# AIM
Make an exact copy of the lines, leaving the pictures out.

# RECORDS FOR THE EXERCISE
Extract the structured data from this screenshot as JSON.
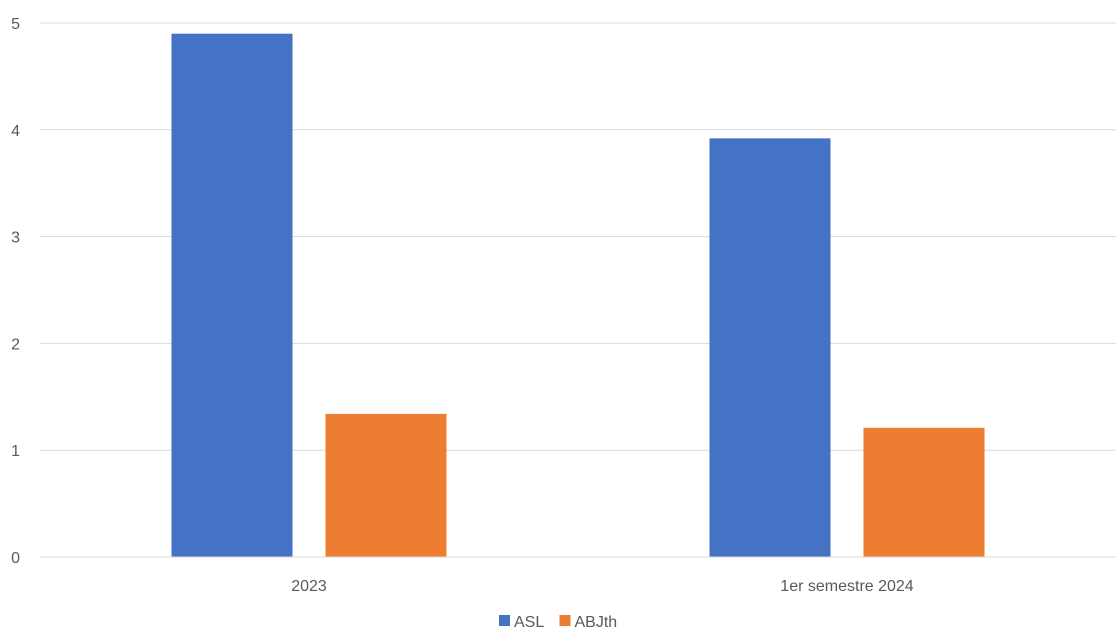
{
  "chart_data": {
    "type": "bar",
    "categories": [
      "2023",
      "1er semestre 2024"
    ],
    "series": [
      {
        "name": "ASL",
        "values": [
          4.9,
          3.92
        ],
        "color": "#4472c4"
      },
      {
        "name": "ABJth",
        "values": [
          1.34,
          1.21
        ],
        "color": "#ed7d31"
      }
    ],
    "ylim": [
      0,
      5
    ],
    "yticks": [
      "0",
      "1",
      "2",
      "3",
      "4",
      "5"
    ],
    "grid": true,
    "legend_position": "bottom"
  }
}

# TASK RESPONSE
Extract the structured data from this screenshot as JSON.
{
  "chart_data": {
    "type": "bar",
    "categories": [
      "2023",
      "1er semestre 2024"
    ],
    "series": [
      {
        "name": "ASL",
        "values": [
          4.9,
          3.92
        ],
        "color": "#4472c4"
      },
      {
        "name": "ABJth",
        "values": [
          1.34,
          1.21
        ],
        "color": "#ed7d31"
      }
    ],
    "ylim": [
      0,
      5
    ],
    "yticks": [
      "0",
      "1",
      "2",
      "3",
      "4",
      "5"
    ],
    "grid": true,
    "legend_position": "bottom"
  }
}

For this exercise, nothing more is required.